◆ **YOUR GOAL**
Find the string "will" and gather every line that holds it.
==*==
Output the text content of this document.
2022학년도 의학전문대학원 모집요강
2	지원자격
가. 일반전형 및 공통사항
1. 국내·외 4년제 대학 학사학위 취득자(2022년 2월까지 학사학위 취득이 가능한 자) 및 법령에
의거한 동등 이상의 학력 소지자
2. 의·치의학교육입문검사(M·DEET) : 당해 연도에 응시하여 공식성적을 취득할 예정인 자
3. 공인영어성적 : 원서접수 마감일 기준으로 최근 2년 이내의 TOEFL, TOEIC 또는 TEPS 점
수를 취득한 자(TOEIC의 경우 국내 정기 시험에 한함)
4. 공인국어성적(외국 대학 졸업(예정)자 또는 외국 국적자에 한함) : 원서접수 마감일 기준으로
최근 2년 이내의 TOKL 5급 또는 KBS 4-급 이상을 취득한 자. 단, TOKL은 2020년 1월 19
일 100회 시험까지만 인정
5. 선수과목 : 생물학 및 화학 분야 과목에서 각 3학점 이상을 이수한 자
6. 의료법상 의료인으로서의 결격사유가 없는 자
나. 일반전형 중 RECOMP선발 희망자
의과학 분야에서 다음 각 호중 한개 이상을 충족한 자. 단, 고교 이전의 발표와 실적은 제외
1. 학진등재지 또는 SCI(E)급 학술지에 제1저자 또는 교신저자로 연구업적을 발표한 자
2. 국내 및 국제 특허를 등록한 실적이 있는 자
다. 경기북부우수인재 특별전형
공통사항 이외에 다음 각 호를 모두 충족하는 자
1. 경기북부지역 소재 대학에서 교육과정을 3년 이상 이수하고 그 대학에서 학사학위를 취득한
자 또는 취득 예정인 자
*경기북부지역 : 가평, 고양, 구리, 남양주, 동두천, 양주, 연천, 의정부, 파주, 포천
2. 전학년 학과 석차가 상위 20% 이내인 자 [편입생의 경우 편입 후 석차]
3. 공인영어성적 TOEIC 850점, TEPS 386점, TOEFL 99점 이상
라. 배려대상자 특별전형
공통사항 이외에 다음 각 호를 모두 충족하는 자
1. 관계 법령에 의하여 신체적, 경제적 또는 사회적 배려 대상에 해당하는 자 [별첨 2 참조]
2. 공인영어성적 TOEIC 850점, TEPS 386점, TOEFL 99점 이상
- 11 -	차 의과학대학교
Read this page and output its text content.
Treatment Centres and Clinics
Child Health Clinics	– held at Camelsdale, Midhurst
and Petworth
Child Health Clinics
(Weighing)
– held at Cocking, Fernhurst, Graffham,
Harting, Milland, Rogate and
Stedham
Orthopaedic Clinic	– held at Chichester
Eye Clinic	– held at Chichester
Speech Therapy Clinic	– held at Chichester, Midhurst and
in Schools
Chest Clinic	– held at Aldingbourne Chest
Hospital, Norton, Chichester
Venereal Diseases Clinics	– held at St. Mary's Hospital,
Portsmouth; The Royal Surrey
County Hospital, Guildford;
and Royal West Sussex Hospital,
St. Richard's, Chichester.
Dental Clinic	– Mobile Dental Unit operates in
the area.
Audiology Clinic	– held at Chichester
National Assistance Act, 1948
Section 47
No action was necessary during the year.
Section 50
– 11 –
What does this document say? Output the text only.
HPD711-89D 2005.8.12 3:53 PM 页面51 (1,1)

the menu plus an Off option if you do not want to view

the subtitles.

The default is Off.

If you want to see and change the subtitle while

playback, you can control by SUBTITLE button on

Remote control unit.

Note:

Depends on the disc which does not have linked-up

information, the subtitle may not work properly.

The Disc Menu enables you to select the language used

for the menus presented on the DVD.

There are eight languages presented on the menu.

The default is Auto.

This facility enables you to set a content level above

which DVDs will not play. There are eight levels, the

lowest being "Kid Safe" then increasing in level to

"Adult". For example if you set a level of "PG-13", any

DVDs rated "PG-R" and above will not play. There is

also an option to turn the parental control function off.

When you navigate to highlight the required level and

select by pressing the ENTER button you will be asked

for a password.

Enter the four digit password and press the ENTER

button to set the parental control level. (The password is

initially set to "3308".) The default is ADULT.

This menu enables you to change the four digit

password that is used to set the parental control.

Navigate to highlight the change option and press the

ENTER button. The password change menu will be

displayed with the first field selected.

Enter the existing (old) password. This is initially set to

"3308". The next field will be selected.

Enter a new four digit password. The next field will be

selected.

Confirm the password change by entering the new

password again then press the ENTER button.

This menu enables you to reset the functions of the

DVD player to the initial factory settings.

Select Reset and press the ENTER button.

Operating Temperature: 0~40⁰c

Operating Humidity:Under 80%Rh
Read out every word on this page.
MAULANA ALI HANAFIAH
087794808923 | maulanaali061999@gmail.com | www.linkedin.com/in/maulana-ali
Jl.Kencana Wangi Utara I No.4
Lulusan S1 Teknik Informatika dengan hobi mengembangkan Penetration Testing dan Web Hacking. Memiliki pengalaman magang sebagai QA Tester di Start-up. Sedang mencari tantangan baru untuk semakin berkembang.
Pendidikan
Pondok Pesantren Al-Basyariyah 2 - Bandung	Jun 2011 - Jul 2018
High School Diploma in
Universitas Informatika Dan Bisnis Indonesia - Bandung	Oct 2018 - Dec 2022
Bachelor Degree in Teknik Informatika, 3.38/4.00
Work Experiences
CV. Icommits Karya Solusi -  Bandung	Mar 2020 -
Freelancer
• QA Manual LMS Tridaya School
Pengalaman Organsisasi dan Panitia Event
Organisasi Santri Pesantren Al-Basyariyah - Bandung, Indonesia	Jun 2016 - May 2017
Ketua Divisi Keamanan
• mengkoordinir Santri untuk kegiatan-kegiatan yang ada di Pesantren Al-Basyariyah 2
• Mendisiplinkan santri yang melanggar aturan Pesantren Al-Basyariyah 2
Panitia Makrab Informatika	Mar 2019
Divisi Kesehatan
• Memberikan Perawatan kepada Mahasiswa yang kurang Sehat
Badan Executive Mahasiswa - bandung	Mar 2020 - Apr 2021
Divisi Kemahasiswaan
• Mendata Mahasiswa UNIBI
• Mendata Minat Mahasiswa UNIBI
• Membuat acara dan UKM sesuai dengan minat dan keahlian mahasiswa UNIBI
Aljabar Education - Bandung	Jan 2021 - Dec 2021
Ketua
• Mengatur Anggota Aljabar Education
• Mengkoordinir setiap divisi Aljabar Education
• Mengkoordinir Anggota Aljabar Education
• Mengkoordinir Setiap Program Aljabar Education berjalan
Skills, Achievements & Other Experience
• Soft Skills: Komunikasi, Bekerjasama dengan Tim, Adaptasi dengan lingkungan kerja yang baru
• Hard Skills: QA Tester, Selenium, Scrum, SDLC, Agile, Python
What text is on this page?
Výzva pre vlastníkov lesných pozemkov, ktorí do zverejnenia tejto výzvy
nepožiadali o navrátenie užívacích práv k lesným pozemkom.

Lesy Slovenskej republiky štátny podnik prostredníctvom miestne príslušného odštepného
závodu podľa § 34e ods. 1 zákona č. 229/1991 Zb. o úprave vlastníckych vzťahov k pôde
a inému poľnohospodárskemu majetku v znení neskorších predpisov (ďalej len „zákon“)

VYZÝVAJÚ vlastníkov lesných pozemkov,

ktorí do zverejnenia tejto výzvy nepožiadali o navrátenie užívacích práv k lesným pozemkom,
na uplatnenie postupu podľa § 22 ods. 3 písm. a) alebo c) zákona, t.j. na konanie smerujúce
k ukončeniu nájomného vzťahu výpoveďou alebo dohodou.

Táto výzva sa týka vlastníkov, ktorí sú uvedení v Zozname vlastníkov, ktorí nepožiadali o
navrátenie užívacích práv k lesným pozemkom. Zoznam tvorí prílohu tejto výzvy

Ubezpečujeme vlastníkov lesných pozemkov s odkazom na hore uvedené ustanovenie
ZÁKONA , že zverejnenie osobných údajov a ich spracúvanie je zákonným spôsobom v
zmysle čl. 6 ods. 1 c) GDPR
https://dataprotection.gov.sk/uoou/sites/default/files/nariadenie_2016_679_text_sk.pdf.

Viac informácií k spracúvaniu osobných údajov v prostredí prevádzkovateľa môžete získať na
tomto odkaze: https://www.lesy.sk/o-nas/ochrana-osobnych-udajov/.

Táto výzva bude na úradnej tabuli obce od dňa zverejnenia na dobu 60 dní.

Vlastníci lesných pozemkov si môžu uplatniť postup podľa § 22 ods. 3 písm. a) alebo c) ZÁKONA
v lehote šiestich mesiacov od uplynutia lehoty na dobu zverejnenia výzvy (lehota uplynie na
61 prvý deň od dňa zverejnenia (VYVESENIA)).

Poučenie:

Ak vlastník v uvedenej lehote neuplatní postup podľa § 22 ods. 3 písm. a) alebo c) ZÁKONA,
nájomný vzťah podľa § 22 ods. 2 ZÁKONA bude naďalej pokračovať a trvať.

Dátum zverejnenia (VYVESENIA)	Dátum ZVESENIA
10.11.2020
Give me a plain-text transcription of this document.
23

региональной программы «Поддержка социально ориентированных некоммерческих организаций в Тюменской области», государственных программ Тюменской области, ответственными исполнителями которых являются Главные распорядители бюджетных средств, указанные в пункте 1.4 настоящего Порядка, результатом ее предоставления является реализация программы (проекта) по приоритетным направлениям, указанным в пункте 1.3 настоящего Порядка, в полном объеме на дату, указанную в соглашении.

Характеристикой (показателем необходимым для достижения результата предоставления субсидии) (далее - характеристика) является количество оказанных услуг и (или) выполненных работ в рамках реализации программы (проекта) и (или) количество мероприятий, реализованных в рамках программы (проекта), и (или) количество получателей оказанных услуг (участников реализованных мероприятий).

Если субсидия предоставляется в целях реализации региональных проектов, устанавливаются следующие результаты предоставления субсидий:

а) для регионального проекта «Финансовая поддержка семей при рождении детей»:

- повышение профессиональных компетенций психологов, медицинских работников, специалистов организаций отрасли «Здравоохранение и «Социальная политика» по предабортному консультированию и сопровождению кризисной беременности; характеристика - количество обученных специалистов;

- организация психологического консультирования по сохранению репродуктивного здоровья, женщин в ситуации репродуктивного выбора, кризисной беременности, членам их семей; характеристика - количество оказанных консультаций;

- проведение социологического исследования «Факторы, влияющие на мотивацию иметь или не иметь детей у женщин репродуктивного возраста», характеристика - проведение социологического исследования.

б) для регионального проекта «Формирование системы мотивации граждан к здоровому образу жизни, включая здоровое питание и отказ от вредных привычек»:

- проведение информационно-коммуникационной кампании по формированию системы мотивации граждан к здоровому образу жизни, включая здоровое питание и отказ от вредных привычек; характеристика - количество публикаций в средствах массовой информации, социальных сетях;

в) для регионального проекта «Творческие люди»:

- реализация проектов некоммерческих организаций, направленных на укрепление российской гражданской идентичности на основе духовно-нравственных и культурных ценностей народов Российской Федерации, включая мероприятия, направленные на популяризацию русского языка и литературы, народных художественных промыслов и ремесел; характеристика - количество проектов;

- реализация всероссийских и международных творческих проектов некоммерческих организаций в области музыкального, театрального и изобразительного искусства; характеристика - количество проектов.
==*==
◆ **REPLY TO THE EXERCISE**
which DVDs will not play. There are eight levels, the
DVDs rated "PG-R" and above will not play. There is
select by pressing the ENTER button you will be asked
ENTER button. The password change menu will be
"3308". The next field will be selected.
Enter a new four digit password. The next field will be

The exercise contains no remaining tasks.